How to complete this task ::
Across all the records, filter for lines with the word "spindle" and copy them.
■ ■ ■ ■ ■ ■ ■
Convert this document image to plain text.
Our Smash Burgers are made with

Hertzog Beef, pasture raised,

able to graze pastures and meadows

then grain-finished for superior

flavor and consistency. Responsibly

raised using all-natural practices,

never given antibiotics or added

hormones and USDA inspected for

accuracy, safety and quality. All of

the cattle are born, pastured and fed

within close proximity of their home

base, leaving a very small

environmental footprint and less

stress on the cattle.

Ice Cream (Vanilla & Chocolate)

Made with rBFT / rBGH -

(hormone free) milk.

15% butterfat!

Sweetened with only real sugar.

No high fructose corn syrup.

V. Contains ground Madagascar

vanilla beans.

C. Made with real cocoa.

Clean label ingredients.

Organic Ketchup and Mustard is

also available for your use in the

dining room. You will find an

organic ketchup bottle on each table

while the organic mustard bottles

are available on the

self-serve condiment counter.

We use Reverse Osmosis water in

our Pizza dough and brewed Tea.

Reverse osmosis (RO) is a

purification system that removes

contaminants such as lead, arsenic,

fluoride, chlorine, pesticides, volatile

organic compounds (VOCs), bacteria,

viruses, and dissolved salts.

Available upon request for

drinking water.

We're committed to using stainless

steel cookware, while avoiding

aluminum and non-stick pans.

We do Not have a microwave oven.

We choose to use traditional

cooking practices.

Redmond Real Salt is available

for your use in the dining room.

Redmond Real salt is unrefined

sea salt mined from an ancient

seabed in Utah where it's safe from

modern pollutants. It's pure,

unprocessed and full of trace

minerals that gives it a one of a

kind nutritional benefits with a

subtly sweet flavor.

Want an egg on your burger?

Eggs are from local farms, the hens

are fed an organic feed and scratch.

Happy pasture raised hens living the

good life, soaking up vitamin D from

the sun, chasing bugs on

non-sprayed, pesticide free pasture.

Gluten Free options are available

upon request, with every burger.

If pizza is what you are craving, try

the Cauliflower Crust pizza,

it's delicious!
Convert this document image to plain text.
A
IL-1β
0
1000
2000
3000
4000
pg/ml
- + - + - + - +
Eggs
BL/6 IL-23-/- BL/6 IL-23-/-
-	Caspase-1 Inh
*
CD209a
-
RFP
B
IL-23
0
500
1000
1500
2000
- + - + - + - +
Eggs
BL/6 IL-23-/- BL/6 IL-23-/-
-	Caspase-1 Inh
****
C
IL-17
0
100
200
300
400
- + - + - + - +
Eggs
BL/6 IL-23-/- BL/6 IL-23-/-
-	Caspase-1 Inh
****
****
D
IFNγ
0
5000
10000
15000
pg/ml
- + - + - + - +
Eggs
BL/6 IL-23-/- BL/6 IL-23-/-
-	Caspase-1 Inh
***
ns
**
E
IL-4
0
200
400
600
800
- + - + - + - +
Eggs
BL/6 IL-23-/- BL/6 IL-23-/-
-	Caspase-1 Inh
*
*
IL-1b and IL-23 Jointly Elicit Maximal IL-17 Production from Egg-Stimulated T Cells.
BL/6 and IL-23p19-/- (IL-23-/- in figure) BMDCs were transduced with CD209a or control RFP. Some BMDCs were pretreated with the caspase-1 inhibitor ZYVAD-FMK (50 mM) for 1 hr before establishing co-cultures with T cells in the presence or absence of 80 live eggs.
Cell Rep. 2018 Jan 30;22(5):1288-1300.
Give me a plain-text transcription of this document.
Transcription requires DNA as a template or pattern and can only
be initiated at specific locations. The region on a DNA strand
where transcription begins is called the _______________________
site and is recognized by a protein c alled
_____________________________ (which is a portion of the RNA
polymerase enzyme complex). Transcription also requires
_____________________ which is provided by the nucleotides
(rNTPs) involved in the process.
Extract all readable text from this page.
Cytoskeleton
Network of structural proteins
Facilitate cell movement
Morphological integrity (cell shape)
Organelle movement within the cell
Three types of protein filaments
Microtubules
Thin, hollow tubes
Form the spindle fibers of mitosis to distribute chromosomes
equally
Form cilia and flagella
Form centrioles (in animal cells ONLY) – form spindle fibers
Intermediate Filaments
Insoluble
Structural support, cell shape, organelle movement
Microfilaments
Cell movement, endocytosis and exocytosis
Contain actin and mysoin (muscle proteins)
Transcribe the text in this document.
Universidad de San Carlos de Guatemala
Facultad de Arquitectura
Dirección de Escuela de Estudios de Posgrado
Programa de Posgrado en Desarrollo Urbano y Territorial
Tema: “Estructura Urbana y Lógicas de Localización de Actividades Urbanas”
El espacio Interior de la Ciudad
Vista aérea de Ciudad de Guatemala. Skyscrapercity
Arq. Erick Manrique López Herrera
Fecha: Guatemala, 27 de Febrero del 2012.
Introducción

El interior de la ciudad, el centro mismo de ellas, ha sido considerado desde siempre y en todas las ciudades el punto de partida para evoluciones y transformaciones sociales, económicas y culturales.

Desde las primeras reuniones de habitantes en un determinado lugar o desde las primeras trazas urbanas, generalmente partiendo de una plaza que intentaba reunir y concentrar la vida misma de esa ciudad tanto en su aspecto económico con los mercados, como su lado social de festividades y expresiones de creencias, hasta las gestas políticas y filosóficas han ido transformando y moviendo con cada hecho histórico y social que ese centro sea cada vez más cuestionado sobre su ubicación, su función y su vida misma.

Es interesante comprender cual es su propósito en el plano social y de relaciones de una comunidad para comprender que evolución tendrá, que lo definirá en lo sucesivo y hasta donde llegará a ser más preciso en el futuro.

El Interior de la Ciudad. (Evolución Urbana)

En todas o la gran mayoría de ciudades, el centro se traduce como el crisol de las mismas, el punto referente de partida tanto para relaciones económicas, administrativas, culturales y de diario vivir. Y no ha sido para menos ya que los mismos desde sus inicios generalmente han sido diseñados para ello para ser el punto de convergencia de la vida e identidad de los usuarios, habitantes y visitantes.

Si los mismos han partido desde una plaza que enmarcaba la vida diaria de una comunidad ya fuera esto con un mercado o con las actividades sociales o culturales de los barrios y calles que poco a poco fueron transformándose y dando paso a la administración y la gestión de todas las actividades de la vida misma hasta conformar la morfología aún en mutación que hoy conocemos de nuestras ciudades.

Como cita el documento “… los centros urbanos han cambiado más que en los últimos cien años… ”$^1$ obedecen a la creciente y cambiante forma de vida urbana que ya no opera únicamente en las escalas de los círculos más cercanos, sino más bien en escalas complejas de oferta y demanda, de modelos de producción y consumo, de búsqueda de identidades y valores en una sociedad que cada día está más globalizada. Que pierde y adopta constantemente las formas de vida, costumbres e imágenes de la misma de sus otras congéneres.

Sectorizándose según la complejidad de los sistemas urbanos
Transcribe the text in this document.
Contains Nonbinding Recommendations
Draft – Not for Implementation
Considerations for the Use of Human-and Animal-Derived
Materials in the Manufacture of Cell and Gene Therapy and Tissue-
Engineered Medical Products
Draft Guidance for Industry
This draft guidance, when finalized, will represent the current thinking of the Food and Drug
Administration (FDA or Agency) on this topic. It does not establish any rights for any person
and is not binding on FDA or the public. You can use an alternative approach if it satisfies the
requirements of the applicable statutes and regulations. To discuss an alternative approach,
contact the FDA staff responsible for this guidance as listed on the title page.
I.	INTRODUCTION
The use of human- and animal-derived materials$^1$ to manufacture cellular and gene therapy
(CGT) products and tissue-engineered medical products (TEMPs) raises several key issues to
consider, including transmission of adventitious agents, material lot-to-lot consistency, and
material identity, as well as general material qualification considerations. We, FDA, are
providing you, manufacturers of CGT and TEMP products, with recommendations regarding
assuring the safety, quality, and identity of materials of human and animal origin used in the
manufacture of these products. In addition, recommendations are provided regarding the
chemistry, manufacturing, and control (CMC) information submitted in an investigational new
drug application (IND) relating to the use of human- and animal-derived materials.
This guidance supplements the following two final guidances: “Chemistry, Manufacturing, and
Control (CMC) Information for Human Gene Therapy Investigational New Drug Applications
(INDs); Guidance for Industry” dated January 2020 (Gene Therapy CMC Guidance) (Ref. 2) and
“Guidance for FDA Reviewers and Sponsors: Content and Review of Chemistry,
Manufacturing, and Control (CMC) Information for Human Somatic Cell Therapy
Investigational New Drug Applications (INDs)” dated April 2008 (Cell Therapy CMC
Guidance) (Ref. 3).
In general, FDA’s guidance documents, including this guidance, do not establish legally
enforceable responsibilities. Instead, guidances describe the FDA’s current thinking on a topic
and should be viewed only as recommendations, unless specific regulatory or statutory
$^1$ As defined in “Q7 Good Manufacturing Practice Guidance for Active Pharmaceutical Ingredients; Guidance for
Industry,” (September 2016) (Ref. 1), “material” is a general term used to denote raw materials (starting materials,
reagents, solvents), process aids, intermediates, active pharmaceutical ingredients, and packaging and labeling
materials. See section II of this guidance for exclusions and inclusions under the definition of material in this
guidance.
■ ■ ■ ■ ■ ■ ■
Your response ::
Form the spindle fibers of mitosis to distribute chromosomes
Form centrioles (in animal cells ONLY) – form spindle fibers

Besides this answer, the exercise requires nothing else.